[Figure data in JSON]
# # # # # # #

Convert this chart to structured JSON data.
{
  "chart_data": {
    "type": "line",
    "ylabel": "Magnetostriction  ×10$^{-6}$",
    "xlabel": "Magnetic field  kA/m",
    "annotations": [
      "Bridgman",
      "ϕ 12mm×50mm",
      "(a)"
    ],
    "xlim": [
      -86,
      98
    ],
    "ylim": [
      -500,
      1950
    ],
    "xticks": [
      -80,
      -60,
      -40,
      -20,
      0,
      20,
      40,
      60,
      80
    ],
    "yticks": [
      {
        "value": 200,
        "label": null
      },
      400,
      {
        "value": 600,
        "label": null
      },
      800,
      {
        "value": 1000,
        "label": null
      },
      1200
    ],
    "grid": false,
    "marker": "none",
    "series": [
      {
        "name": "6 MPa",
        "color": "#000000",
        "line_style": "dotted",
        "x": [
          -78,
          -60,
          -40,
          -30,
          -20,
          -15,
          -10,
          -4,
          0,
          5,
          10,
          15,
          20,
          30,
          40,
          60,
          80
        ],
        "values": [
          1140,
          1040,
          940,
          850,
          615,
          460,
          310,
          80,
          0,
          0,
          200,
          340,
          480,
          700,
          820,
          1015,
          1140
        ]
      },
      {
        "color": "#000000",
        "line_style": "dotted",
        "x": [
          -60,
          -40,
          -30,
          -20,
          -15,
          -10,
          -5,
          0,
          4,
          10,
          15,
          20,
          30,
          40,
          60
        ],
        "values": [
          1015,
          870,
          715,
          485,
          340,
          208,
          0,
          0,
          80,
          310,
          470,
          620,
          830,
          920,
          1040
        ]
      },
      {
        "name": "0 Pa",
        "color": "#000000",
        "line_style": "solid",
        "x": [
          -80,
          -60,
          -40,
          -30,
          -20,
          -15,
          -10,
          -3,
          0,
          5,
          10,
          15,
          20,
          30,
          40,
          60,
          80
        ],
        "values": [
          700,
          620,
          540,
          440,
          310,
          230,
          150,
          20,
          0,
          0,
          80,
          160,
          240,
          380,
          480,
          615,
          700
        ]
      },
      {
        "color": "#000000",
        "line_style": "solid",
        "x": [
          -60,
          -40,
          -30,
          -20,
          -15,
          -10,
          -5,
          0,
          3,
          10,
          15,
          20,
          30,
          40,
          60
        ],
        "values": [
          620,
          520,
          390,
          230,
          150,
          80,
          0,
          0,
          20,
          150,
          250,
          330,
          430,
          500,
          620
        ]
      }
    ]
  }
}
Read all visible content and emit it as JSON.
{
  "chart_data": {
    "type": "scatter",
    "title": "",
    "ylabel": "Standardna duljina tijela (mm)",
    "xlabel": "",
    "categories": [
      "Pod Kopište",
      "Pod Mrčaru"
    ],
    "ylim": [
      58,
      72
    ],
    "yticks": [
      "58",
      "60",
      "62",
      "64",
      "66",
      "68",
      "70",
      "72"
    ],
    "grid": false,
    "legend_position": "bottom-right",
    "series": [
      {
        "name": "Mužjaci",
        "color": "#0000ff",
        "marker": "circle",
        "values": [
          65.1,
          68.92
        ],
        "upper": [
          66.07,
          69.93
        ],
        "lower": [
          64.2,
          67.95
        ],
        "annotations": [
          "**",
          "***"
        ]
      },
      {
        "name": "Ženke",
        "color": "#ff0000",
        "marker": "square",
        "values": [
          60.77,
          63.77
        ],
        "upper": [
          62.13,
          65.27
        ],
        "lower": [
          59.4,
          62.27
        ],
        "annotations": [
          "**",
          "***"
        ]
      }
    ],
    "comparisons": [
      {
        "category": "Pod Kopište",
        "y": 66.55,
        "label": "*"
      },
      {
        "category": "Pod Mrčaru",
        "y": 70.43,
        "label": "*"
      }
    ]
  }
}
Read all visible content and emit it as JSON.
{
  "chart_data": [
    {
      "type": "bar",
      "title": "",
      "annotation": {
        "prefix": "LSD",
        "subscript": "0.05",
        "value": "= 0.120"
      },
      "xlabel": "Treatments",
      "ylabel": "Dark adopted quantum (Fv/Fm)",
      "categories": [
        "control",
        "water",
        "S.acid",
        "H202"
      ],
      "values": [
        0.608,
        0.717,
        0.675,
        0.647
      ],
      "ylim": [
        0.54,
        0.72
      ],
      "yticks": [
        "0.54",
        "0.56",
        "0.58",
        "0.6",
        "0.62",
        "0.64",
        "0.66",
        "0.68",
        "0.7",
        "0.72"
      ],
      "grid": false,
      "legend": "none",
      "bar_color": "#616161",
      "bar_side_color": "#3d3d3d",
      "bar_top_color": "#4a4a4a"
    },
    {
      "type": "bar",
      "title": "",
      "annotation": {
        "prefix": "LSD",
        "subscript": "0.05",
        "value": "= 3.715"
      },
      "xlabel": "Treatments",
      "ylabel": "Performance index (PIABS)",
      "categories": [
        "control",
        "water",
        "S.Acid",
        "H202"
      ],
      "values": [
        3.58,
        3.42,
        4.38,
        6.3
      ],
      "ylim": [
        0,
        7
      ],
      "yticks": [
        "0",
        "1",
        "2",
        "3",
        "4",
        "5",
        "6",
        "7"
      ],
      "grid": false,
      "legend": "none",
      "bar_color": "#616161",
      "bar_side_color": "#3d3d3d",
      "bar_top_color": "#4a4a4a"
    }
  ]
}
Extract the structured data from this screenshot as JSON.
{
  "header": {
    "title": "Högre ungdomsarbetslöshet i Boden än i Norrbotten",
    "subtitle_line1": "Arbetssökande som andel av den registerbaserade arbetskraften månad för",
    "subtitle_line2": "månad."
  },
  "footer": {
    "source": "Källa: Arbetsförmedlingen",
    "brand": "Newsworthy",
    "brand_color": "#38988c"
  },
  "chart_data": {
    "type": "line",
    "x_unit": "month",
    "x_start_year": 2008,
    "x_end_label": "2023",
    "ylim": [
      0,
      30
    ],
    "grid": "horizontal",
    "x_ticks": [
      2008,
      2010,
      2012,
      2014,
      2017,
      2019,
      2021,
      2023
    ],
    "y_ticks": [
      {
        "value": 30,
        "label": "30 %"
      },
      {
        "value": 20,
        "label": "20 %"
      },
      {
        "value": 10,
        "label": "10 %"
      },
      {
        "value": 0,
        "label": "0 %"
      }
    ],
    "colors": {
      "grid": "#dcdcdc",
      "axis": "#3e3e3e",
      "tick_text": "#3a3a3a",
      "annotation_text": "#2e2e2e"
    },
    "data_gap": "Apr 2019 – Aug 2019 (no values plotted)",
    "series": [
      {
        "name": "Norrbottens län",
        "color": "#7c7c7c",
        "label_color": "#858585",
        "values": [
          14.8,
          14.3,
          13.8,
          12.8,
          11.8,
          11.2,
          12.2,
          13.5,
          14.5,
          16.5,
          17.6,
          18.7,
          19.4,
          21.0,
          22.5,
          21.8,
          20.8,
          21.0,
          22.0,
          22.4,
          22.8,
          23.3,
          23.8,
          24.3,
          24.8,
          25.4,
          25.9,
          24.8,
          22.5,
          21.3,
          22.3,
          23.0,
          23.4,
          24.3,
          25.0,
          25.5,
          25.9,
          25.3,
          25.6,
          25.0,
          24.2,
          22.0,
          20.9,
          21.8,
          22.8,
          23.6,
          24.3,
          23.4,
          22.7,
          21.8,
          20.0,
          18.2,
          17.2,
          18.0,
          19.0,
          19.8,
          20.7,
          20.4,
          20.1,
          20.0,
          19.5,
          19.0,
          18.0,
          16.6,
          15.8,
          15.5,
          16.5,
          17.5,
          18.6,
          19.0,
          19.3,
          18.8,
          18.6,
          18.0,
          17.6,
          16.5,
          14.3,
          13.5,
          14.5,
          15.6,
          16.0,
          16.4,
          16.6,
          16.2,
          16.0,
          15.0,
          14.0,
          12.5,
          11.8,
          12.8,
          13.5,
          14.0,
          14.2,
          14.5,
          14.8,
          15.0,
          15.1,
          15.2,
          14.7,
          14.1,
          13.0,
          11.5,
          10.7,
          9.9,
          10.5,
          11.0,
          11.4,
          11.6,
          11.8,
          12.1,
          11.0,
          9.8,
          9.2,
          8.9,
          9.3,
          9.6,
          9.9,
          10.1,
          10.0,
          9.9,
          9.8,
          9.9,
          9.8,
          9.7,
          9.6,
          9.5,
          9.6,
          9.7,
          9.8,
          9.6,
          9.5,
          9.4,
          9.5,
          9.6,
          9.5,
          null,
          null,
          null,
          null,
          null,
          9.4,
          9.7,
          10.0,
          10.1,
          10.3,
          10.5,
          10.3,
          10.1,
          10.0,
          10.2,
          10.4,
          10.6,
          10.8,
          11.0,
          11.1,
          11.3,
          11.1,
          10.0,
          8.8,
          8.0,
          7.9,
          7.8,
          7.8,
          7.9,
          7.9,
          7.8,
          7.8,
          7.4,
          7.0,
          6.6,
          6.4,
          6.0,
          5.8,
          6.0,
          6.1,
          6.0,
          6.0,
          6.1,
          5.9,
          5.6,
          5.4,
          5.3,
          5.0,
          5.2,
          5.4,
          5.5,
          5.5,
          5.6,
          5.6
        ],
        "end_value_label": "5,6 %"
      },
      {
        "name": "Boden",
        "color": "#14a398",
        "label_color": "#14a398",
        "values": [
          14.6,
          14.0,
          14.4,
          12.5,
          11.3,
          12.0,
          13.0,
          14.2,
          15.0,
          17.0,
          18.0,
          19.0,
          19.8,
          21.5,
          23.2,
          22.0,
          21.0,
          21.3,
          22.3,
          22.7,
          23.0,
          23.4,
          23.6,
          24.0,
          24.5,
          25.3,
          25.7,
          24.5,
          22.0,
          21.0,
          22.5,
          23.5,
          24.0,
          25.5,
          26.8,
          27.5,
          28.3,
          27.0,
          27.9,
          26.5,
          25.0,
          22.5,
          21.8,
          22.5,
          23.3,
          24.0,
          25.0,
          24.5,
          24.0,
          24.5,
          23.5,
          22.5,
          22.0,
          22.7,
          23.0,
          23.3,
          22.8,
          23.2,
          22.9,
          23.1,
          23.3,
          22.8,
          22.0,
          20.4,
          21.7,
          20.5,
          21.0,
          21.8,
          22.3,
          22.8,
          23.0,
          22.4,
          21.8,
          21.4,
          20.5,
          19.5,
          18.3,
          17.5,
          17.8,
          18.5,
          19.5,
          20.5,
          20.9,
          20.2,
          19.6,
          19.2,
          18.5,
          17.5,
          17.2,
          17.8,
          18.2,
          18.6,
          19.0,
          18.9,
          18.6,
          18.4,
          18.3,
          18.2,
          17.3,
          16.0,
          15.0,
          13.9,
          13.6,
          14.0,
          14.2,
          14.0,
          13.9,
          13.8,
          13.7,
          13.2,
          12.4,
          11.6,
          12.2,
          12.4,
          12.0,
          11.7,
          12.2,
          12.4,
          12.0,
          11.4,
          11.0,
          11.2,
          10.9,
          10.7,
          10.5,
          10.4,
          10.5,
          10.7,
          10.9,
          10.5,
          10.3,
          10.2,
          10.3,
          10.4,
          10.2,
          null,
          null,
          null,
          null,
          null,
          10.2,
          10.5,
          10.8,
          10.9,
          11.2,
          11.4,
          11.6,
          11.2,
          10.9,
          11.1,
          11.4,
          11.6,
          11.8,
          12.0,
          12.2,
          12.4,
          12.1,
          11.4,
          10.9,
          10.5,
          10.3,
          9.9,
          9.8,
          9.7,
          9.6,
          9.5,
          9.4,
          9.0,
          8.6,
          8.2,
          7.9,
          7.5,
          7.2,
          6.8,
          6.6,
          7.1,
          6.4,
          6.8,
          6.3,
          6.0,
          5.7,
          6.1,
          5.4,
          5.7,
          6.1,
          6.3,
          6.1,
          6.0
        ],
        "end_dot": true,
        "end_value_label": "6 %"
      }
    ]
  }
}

# # # # # # #

*Written request*:
What is the number of lines in the listing that include the word "name"? Give that number and nothing else.

*Final answer*:
6